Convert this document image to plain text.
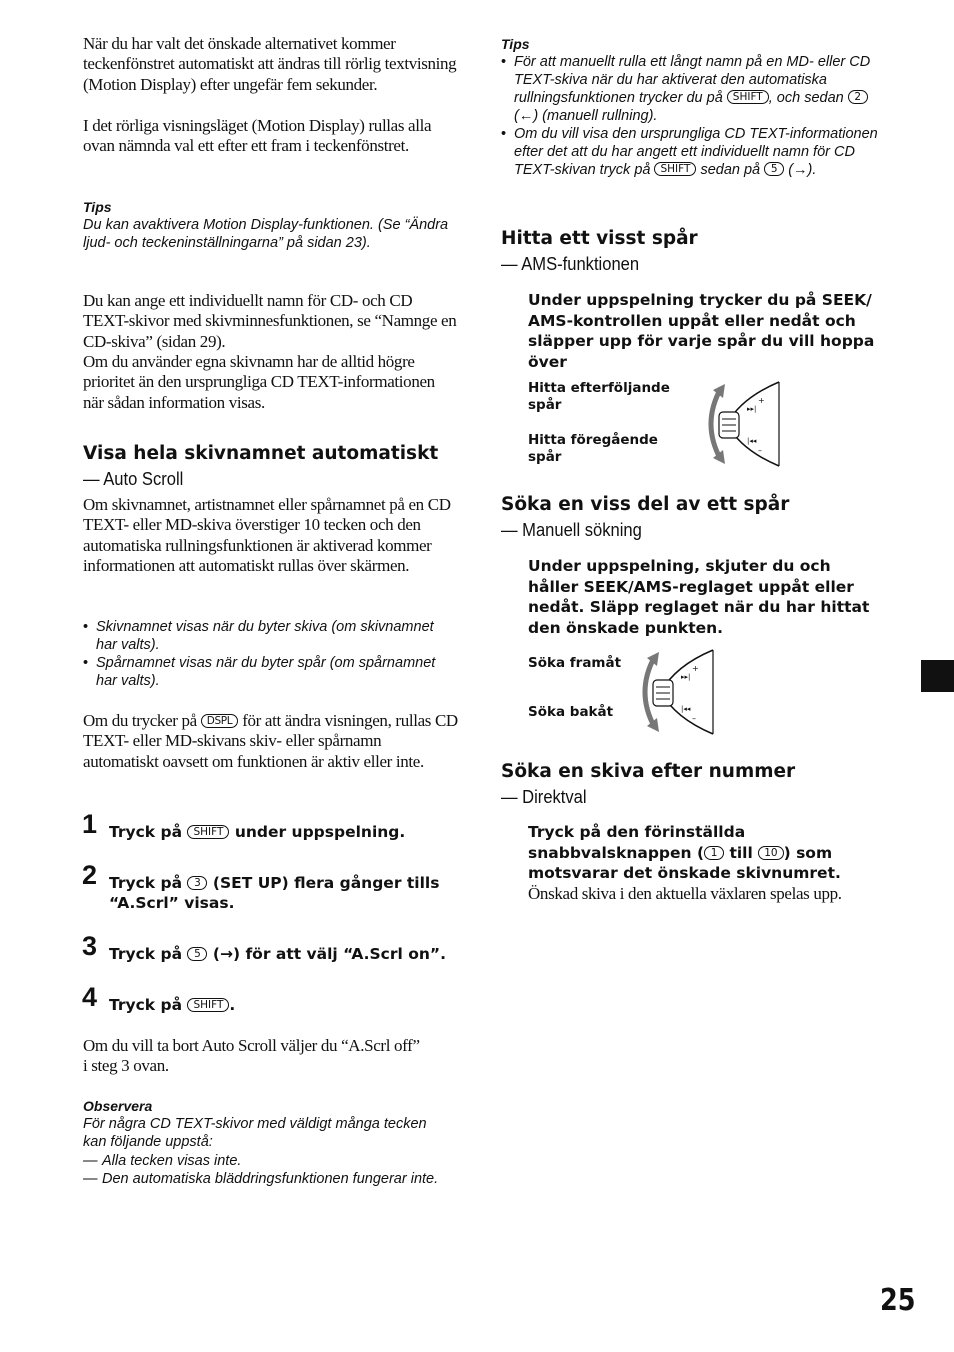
När du har valt det önskade alternativet kommer teckenfönstret automatiskt att ändras till rörlig textvisning (Motion Display) efter ungefär fem sekunder.

I det rörliga visningsläget (Motion Display) rullas alla ovan nämnda val ett efter ett fram i teckenfönstret.

Tips

Du kan avaktivera Motion Display-funktionen. (Se “Ändra ljud- och teckeninställningarna” på sidan 23).

Du kan ange ett individuellt namn för CD- och CD TEXT-skivor med skivminnesfunktionen, se “Namnge en CD-skiva” (sidan 29).

Om du använder egna skivnamn har de alltid högre prioritet än den ursprungliga CD TEXT-informationen när sådan information visas.

Visa hela skivnamnet automatiskt

— Auto Scroll

Om skivnamnet, artistnamnet eller spårnamnet på en CD TEXT- eller MD-skiva överstiger 10 tecken och den automatiska rullningsfunktionen är aktiverad kommer informationen att automatiskt rullas över skärmen.

• Skivnamnet visas när du byter skiva (om skivnamnet har valts).
• Spårnamnet visas när du byter spår (om spårnamnet har valts).

Om du trycker på DSPL för att ändra visningen, rullas CD TEXT- eller MD-skivans skiv- eller spårnamn automatiskt oavsett om funktionen är aktiv eller inte.

1 Tryck på SHIFT under uppspelning.
2 Tryck på 3 (SET UP) flera gånger tills “A.Scrl” visas.
3 Tryck på 5 (→) för att välj “A.Scrl on”.
4 Tryck på SHIFT .

Om du vill ta bort Auto Scroll väljer du “A.Scrl off” i steg 3 ovan.

Observera

För några CD TEXT-skivor med väldigt många tecken kan följande uppstå:

— Alla tecken visas inte.
— Den automatiska bläddringsfunktionen fungerar inte.

Tips

• För att manuellt rulla ett långt namn på en MD- eller CD TEXT-skiva när du har aktiverat den automatiska rullningsfunktionen trycker du på SHIFT , och sedan 2 (←) (manuell rullning).
• Om du vill visa den ursprungliga CD TEXT-informationen efter det att du har angett ett individuellt namn för CD TEXT-skivan tryck på SHIFT sedan på 5 (→).

Hitta ett visst spår

— AMS-funktionen

Under uppspelning trycker du på SEEK/ AMS-kontrollen uppåt eller nedåt och släpper upp för varje spår du vill hoppa över

Hitta efterföljande spår
Hitta föregående spår
▸▸|
|◂◂
+
–

Söka en viss del av ett spår

— Manuell sökning

Under uppspelning, skjuter du och håller SEEK/AMS-reglaget uppåt eller nedåt. Släpp reglaget när du har hittat den önskade punkten.

Söka framåt
Söka bakåt
▸▸|
|◂◂
+
–

Söka en skiva efter nummer

— Direktval

Tryck på den förinställda snabbvalsknappen ( 1 till 10 ) som motsvarar det önskade skivnumret.

Önskad skiva i den aktuella växlaren spelas upp.

25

* * * *

**EXERCISE:** Can you restate all the records above word for word while dropping the pictures?

**PROBLEM SOLUTION:**
Convert this document image to plain text.
När du har valt det önskade alternativet kommer teckenfönstret automatiskt att ändras till rörlig textvisning (Motion Display) efter ungefär fem sekunder.

I det rörliga visningsläget (Motion Display) rullas alla ovan nämnda val ett efter ett fram i teckenfönstret.

Tips

Du kan avaktivera Motion Display-funktionen. (Se “Ändra ljud- och teckeninställningarna” på sidan 23).

Du kan ange ett individuellt namn för CD- och CD TEXT-skivor med skivminnesfunktionen, se “Namnge en CD-skiva” (sidan 29).

Om du använder egna skivnamn har de alltid högre prioritet än den ursprungliga CD TEXT-informationen när sådan information visas.

Visa hela skivnamnet automatiskt

— Auto Scroll

Om skivnamnet, artistnamnet eller spårnamnet på en CD TEXT- eller MD-skiva överstiger 10 tecken och den automatiska rullningsfunktionen är aktiverad kommer informationen att automatiskt rullas över skärmen.

• Skivnamnet visas när du byter skiva (om skivnamnet har valts).
• Spårnamnet visas när du byter spår (om spårnamnet har valts).

Om du trycker på DSPL för att ändra visningen, rullas CD TEXT- eller MD-skivans skiv- eller spårnamn automatiskt oavsett om funktionen är aktiv eller inte.

1 Tryck på SHIFT under uppspelning.
2 Tryck på 3 (SET UP) flera gånger tills “A.Scrl” visas.
3 Tryck på 5 (→) för att välj “A.Scrl on”.
4 Tryck på SHIFT .

Om du vill ta bort Auto Scroll väljer du “A.Scrl off” i steg 3 ovan.

Observera

För några CD TEXT-skivor med väldigt många tecken kan följande uppstå:

— Alla tecken visas inte.
— Den automatiska bläddringsfunktionen fungerar inte.

Tips

• För att manuellt rulla ett långt namn på en MD- eller CD TEXT-skiva när du har aktiverat den automatiska rullningsfunktionen trycker du på SHIFT , och sedan 2 (←) (manuell rullning).
• Om du vill visa den ursprungliga CD TEXT-informationen efter det att du har angett ett individuellt namn för CD TEXT-skivan tryck på SHIFT sedan på 5 (→).

Hitta ett visst spår

— AMS-funktionen

Under uppspelning trycker du på SEEK/ AMS-kontrollen uppåt eller nedåt och släpper upp för varje spår du vill hoppa över

Hitta efterföljande spår
Hitta föregående spår
▸▸|
|◂◂
+
–

Söka en viss del av ett spår

— Manuell sökning

Under uppspelning, skjuter du och håller SEEK/AMS-reglaget uppåt eller nedåt. Släpp reglaget när du har hittat den önskade punkten.

Söka framåt
Söka bakåt
▸▸|
|◂◂
+
–

Söka en skiva efter nummer

— Direktval

Tryck på den förinställda snabbvalsknappen ( 1 till 10 ) som motsvarar det önskade skivnumret.

Önskad skiva i den aktuella växlaren spelas upp.

25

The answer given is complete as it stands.